====== Available records

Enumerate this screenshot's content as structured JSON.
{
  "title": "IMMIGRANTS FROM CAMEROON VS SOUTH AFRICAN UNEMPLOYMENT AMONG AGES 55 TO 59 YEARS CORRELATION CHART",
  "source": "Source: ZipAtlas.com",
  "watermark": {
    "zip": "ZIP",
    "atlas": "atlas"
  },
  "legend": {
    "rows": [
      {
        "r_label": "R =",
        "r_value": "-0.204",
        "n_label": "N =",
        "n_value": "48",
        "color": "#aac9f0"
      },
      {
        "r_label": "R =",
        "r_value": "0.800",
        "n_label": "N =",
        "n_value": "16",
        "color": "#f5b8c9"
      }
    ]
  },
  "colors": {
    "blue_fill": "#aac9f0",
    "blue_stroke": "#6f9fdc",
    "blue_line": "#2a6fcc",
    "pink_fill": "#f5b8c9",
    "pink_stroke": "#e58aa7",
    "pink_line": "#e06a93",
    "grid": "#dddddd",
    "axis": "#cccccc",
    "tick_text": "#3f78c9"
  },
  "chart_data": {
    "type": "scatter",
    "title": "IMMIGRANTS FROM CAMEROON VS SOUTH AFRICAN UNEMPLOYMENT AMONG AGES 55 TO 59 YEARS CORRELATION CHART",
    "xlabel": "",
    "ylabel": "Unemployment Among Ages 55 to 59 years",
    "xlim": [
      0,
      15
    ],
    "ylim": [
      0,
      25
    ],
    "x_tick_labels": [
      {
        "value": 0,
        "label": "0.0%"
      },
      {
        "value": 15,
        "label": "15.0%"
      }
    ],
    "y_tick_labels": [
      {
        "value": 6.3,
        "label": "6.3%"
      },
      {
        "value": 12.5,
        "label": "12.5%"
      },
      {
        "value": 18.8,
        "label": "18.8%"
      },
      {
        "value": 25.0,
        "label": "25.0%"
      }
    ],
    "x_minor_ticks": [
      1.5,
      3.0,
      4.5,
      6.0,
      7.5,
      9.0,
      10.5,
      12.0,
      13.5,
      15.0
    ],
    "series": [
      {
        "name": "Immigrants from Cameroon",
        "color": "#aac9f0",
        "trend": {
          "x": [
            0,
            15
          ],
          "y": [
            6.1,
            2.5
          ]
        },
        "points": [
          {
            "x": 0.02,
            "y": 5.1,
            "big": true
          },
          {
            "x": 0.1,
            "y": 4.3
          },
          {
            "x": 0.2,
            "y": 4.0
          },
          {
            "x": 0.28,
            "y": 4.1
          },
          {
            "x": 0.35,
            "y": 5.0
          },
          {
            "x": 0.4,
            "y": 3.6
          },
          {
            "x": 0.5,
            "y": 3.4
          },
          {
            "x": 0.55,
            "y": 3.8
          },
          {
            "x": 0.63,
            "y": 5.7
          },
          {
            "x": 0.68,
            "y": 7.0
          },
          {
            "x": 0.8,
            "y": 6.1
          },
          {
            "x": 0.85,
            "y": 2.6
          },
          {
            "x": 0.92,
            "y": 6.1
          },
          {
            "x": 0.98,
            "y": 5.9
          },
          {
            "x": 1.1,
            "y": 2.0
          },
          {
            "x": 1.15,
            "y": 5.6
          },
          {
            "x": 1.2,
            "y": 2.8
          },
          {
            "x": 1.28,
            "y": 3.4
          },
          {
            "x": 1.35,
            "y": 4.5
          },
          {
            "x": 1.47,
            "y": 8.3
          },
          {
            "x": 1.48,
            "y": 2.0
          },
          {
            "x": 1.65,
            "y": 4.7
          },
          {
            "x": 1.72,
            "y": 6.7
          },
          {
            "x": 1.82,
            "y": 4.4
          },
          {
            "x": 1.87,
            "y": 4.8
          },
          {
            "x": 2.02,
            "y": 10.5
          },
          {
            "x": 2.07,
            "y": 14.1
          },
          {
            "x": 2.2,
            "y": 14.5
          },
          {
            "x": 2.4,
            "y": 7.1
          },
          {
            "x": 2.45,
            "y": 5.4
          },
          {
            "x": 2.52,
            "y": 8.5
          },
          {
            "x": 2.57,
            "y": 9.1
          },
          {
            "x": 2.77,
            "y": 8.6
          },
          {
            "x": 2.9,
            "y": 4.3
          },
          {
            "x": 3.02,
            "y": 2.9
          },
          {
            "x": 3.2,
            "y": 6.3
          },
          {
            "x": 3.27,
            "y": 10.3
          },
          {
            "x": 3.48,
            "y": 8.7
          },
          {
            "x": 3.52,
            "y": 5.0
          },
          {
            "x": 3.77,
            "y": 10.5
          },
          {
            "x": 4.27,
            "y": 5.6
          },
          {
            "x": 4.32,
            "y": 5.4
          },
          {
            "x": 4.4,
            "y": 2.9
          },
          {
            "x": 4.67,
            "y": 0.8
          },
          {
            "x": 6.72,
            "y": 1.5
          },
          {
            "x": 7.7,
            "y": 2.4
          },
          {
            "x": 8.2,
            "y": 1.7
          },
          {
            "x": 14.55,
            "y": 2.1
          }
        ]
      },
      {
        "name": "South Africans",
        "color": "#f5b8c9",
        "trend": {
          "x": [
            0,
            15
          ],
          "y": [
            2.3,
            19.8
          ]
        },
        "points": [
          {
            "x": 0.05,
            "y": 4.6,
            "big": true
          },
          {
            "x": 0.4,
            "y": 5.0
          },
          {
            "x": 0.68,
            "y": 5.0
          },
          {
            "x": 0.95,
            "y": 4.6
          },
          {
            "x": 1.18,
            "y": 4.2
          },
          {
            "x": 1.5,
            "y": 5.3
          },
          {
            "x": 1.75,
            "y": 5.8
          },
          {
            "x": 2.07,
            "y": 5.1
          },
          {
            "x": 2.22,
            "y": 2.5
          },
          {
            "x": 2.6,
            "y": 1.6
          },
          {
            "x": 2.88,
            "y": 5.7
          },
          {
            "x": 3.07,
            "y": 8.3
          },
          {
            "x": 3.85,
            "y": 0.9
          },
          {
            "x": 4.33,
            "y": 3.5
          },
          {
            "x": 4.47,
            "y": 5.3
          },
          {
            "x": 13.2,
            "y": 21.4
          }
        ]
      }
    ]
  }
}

============

[What the exercise asks]
Transcribe the entire listing above precisely.

[Exercise answer]
Enumerate this screenshot's content as structured JSON.
{
  "title": "IMMIGRANTS FROM CAMEROON VS SOUTH AFRICAN UNEMPLOYMENT AMONG AGES 55 TO 59 YEARS CORRELATION CHART",
  "source": "Source: ZipAtlas.com",
  "watermark": {
    "zip": "ZIP",
    "atlas": "atlas"
  },
  "legend": {
    "rows": [
      {
        "r_label": "R =",
        "r_value": "-0.204",
        "n_label": "N =",
        "n_value": "48",
        "color": "#aac9f0"
      },
      {
        "r_label": "R =",
        "r_value": "0.800",
        "n_label": "N =",
        "n_value": "16",
        "color": "#f5b8c9"
      }
    ]
  },
  "colors": {
    "blue_fill": "#aac9f0",
    "blue_stroke": "#6f9fdc",
    "blue_line": "#2a6fcc",
    "pink_fill": "#f5b8c9",
    "pink_stroke": "#e58aa7",
    "pink_line": "#e06a93",
    "grid": "#dddddd",
    "axis": "#cccccc",
    "tick_text": "#3f78c9"
  },
  "chart_data": {
    "type": "scatter",
    "title": "IMMIGRANTS FROM CAMEROON VS SOUTH AFRICAN UNEMPLOYMENT AMONG AGES 55 TO 59 YEARS CORRELATION CHART",
    "xlabel": "",
    "ylabel": "Unemployment Among Ages 55 to 59 years",
    "xlim": [
      0,
      15
    ],
    "ylim": [
      0,
      25
    ],
    "x_tick_labels": [
      {
        "value": 0,
        "label": "0.0%"
      },
      {
        "value": 15,
        "label": "15.0%"
      }
    ],
    "y_tick_labels": [
      {
        "value": 6.3,
        "label": "6.3%"
      },
      {
        "value": 12.5,
        "label": "12.5%"
      },
      {
        "value": 18.8,
        "label": "18.8%"
      },
      {
        "value": 25.0,
        "label": "25.0%"
      }
    ],
    "x_minor_ticks": [
      1.5,
      3.0,
      4.5,
      6.0,
      7.5,
      9.0,
      10.5,
      12.0,
      13.5,
      15.0
    ],
    "series": [
      {
        "name": "Immigrants from Cameroon",
        "color": "#aac9f0",
        "trend": {
          "x": [
            0,
            15
          ],
          "y": [
            6.1,
            2.5
          ]
        },
        "points": [
          {
            "x": 0.02,
            "y": 5.1,
            "big": true
          },
          {
            "x": 0.1,
            "y": 4.3
          },
          {
            "x": 0.2,
            "y": 4.0
          },
          {
            "x": 0.28,
            "y": 4.1
          },
          {
            "x": 0.35,
            "y": 5.0
          },
          {
            "x": 0.4,
            "y": 3.6
          },
          {
            "x": 0.5,
            "y": 3.4
          },
          {
            "x": 0.55,
            "y": 3.8
          },
          {
            "x": 0.63,
            "y": 5.7
          },
          {
            "x": 0.68,
            "y": 7.0
          },
          {
            "x": 0.8,
            "y": 6.1
          },
          {
            "x": 0.85,
            "y": 2.6
          },
          {
            "x": 0.92,
            "y": 6.1
          },
          {
            "x": 0.98,
            "y": 5.9
          },
          {
            "x": 1.1,
            "y": 2.0
          },
          {
            "x": 1.15,
            "y": 5.6
          },
          {
            "x": 1.2,
            "y": 2.8
          },
          {
            "x": 1.28,
            "y": 3.4
          },
          {
            "x": 1.35,
            "y": 4.5
          },
          {
            "x": 1.47,
            "y": 8.3
          },
          {
            "x": 1.48,
            "y": 2.0
          },
          {
            "x": 1.65,
            "y": 4.7
          },
          {
            "x": 1.72,
            "y": 6.7
          },
          {
            "x": 1.82,
            "y": 4.4
          },
          {
            "x": 1.87,
            "y": 4.8
          },
          {
            "x": 2.02,
            "y": 10.5
          },
          {
            "x": 2.07,
            "y": 14.1
          },
          {
            "x": 2.2,
            "y": 14.5
          },
          {
            "x": 2.4,
            "y": 7.1
          },
          {
            "x": 2.45,
            "y": 5.4
          },
          {
            "x": 2.52,
            "y": 8.5
          },
          {
            "x": 2.57,
            "y": 9.1
          },
          {
            "x": 2.77,
            "y": 8.6
          },
          {
            "x": 2.9,
            "y": 4.3
          },
          {
            "x": 3.02,
            "y": 2.9
          },
          {
            "x": 3.2,
            "y": 6.3
          },
          {
            "x": 3.27,
            "y": 10.3
          },
          {
            "x": 3.48,
            "y": 8.7
          },
          {
            "x": 3.52,
            "y": 5.0
          },
          {
            "x": 3.77,
            "y": 10.5
          },
          {
            "x": 4.27,
            "y": 5.6
          },
          {
            "x": 4.32,
            "y": 5.4
          },
          {
            "x": 4.4,
            "y": 2.9
          },
          {
            "x": 4.67,
            "y": 0.8
          },
          {
            "x": 6.72,
            "y": 1.5
          },
          {
            "x": 7.7,
            "y": 2.4
          },
          {
            "x": 8.2,
            "y": 1.7
          },
          {
            "x": 14.55,
            "y": 2.1
          }
        ]
      },
      {
        "name": "South Africans",
        "color": "#f5b8c9",
        "trend": {
          "x": [
            0,
            15
          ],
          "y": [
            2.3,
            19.8
          ]
        },
        "points": [
          {
            "x": 0.05,
            "y": 4.6,
            "big": true
          },
          {
            "x": 0.4,
            "y": 5.0
          },
          {
            "x": 0.68,
            "y": 5.0
          },
          {
            "x": 0.95,
            "y": 4.6
          },
          {
            "x": 1.18,
            "y": 4.2
          },
          {
            "x": 1.5,
            "y": 5.3
          },
          {
            "x": 1.75,
            "y": 5.8
          },
          {
            "x": 2.07,
            "y": 5.1
          },
          {
            "x": 2.22,
            "y": 2.5
          },
          {
            "x": 2.6,
            "y": 1.6
          },
          {
            "x": 2.88,
            "y": 5.7
          },
          {
            "x": 3.07,
            "y": 8.3
          },
          {
            "x": 3.85,
            "y": 0.9
          },
          {
            "x": 4.33,
            "y": 3.5
          },
          {
            "x": 4.47,
            "y": 5.3
          },
          {
            "x": 13.2,
            "y": 21.4
          }
        ]
      }
    ]
  }
}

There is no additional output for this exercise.